*HOW TO COMPLETE THIS TASK*
Please transcribe the entries below without changing a single character.
--- SOURCE MATERIAL Enclosed Below ---
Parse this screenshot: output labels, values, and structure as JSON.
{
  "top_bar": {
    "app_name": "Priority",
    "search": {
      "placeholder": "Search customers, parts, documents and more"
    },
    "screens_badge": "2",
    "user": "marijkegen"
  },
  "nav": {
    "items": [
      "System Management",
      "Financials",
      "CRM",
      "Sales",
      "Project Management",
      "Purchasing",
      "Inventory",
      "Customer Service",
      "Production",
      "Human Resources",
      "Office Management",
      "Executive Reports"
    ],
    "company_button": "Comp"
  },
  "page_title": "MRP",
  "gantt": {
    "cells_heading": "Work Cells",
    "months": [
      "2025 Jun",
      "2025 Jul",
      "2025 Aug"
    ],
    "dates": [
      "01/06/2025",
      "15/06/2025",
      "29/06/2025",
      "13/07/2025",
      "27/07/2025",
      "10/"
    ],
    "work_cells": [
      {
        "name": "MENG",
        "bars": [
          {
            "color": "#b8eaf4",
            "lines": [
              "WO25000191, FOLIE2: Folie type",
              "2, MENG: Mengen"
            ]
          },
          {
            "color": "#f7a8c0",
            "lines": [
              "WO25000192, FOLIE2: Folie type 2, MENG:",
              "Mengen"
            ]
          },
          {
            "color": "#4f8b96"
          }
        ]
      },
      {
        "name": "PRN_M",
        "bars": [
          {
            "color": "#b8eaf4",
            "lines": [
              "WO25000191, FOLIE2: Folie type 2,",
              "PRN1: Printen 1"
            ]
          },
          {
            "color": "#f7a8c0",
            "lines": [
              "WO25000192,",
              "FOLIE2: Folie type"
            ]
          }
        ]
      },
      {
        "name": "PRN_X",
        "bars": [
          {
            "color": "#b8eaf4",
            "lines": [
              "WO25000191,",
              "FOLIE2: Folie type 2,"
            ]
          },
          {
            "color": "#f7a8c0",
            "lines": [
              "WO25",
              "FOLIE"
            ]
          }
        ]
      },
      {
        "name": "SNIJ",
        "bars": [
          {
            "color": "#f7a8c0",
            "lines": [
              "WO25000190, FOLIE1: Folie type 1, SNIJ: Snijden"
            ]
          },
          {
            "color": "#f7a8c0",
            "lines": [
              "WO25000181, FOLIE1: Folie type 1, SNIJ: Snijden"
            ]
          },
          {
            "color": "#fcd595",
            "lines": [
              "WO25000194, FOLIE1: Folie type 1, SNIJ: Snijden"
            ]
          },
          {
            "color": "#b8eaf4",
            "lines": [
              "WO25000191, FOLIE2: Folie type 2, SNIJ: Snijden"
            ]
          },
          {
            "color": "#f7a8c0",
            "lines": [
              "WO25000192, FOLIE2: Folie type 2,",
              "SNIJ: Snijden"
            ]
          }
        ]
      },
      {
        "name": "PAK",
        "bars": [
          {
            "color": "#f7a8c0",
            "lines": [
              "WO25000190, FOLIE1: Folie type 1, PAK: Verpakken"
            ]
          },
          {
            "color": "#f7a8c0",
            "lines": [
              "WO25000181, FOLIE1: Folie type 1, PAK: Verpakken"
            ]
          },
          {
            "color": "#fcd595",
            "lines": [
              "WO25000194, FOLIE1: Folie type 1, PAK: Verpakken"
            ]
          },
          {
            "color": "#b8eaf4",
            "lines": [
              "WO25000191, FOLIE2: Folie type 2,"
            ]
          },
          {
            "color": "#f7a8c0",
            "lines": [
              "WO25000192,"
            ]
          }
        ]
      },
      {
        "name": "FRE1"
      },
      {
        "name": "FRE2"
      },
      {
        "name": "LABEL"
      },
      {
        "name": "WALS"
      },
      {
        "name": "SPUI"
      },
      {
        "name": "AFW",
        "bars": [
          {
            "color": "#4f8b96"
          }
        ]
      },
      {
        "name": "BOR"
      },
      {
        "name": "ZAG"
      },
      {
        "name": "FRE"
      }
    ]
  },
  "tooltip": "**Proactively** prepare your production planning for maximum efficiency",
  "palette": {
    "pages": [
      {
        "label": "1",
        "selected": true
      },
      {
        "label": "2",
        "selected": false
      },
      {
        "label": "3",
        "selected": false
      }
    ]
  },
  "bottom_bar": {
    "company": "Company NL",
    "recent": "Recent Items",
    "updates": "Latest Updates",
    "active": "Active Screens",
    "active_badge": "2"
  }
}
--- End of Enclosed SOURCE MATERIAL ---
*EXERCISE OUTPUT*
Parse this screenshot: output labels, values, and structure as JSON.
{
  "top_bar": {
    "app_name": "Priority",
    "search": {
      "placeholder": "Search customers, parts, documents and more"
    },
    "screens_badge": "2",
    "user": "marijkegen"
  },
  "nav": {
    "items": [
      "System Management",
      "Financials",
      "CRM",
      "Sales",
      "Project Management",
      "Purchasing",
      "Inventory",
      "Customer Service",
      "Production",
      "Human Resources",
      "Office Management",
      "Executive Reports"
    ],
    "company_button": "Comp"
  },
  "page_title": "MRP",
  "gantt": {
    "cells_heading": "Work Cells",
    "months": [
      "2025 Jun",
      "2025 Jul",
      "2025 Aug"
    ],
    "dates": [
      "01/06/2025",
      "15/06/2025",
      "29/06/2025",
      "13/07/2025",
      "27/07/2025",
      "10/"
    ],
    "work_cells": [
      {
        "name": "MENG",
        "bars": [
          {
            "color": "#b8eaf4",
            "lines": [
              "WO25000191, FOLIE2: Folie type",
              "2, MENG: Mengen"
            ]
          },
          {
            "color": "#f7a8c0",
            "lines": [
              "WO25000192, FOLIE2: Folie type 2, MENG:",
              "Mengen"
            ]
          },
          {
            "color": "#4f8b96"
          }
        ]
      },
      {
        "name": "PRN_M",
        "bars": [
          {
            "color": "#b8eaf4",
            "lines": [
              "WO25000191, FOLIE2: Folie type 2,",
              "PRN1: Printen 1"
            ]
          },
          {
            "color": "#f7a8c0",
            "lines": [
              "WO25000192,",
              "FOLIE2: Folie type"
            ]
          }
        ]
      },
      {
        "name": "PRN_X",
        "bars": [
          {
            "color": "#b8eaf4",
            "lines": [
              "WO25000191,",
              "FOLIE2: Folie type 2,"
            ]
          },
          {
            "color": "#f7a8c0",
            "lines": [
              "WO25",
              "FOLIE"
            ]
          }
        ]
      },
      {
        "name": "SNIJ",
        "bars": [
          {
            "color": "#f7a8c0",
            "lines": [
              "WO25000190, FOLIE1: Folie type 1, SNIJ: Snijden"
            ]
          },
          {
            "color": "#f7a8c0",
            "lines": [
              "WO25000181, FOLIE1: Folie type 1, SNIJ: Snijden"
            ]
          },
          {
            "color": "#fcd595",
            "lines": [
              "WO25000194, FOLIE1: Folie type 1, SNIJ: Snijden"
            ]
          },
          {
            "color": "#b8eaf4",
            "lines": [
              "WO25000191, FOLIE2: Folie type 2, SNIJ: Snijden"
            ]
          },
          {
            "color": "#f7a8c0",
            "lines": [
              "WO25000192, FOLIE2: Folie type 2,",
              "SNIJ: Snijden"
            ]
          }
        ]
      },
      {
        "name": "PAK",
        "bars": [
          {
            "color": "#f7a8c0",
            "lines": [
              "WO25000190, FOLIE1: Folie type 1, PAK: Verpakken"
            ]
          },
          {
            "color": "#f7a8c0",
            "lines": [
              "WO25000181, FOLIE1: Folie type 1, PAK: Verpakken"
            ]
          },
          {
            "color": "#fcd595",
            "lines": [
              "WO25000194, FOLIE1: Folie type 1, PAK: Verpakken"
            ]
          },
          {
            "color": "#b8eaf4",
            "lines": [
              "WO25000191, FOLIE2: Folie type 2,"
            ]
          },
          {
            "color": "#f7a8c0",
            "lines": [
              "WO25000192,"
            ]
          }
        ]
      },
      {
        "name": "FRE1"
      },
      {
        "name": "FRE2"
      },
      {
        "name": "LABEL"
      },
      {
        "name": "WALS"
      },
      {
        "name": "SPUI"
      },
      {
        "name": "AFW",
        "bars": [
          {
            "color": "#4f8b96"
          }
        ]
      },
      {
        "name": "BOR"
      },
      {
        "name": "ZAG"
      },
      {
        "name": "FRE"
      }
    ]
  },
  "tooltip": "**Proactively** prepare your production planning for maximum efficiency",
  "palette": {
    "pages": [
      {
        "label": "1",
        "selected": true
      },
      {
        "label": "2",
        "selected": false
      },
      {
        "label": "3",
        "selected": false
      }
    ]
  },
  "bottom_bar": {
    "company": "Company NL",
    "recent": "Recent Items",
    "updates": "Latest Updates",
    "active": "Active Screens",
    "active_badge": "2"
  }
}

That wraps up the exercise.